Entries supplied:
# # # #

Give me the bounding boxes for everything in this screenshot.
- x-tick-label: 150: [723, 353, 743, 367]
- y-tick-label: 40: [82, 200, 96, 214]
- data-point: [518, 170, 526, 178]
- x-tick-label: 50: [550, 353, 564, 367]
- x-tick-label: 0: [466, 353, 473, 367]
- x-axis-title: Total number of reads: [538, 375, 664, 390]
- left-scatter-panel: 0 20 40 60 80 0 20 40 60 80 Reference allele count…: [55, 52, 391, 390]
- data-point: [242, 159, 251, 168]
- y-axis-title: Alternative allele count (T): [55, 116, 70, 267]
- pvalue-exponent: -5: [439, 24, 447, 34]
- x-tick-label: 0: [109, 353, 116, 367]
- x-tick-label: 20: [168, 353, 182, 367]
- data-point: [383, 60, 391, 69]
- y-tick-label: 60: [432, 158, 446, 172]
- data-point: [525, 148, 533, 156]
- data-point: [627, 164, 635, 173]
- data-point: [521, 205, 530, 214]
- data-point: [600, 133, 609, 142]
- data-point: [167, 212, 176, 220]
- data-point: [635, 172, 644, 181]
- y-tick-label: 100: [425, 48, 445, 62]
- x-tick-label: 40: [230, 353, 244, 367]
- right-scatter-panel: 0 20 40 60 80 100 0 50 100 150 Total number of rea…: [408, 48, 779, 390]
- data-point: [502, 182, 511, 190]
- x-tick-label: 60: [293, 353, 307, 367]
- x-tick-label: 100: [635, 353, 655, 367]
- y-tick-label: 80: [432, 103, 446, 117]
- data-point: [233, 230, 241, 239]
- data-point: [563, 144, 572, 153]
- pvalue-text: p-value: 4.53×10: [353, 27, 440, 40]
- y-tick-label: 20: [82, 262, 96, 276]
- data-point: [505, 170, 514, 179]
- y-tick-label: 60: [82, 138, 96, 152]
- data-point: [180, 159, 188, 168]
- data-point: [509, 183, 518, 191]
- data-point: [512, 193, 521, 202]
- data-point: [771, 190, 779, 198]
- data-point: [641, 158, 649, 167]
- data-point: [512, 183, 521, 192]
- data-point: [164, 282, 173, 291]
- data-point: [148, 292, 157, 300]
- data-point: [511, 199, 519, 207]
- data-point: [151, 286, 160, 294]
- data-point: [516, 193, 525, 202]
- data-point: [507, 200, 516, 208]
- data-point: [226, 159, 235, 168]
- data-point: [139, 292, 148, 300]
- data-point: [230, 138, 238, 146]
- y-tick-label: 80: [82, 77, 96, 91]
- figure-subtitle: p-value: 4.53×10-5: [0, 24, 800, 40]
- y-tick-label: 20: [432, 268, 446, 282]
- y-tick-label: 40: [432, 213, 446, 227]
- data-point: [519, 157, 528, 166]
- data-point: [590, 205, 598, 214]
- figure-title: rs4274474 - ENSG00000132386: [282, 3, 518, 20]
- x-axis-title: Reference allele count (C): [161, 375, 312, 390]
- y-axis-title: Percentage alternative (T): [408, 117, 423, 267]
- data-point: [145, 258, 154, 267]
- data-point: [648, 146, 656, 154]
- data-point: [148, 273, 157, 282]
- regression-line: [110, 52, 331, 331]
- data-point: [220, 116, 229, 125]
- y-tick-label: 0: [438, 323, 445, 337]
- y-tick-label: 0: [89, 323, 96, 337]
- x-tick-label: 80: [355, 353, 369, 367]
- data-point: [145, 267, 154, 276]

# # # #

Requirement: Reproduce the items word for word, starting at the very first line and ending at the line that contains "- left-scatter-panel: 0", with both of those lines included.

Response to this task:
Give me the bounding boxes for everything in this screenshot.
- x-tick-label: 150: [723, 353, 743, 367]
- y-tick-label: 40: [82, 200, 96, 214]
- data-point: [518, 170, 526, 178]
- x-tick-label: 50: [550, 353, 564, 367]
- x-tick-label: 0: [466, 353, 473, 367]
- x-axis-title: Total number of reads: [538, 375, 664, 390]
- left-scatter-panel: 0 20 40 60 80 0 20 40 60 80 Reference allele count…: [55, 52, 391, 390]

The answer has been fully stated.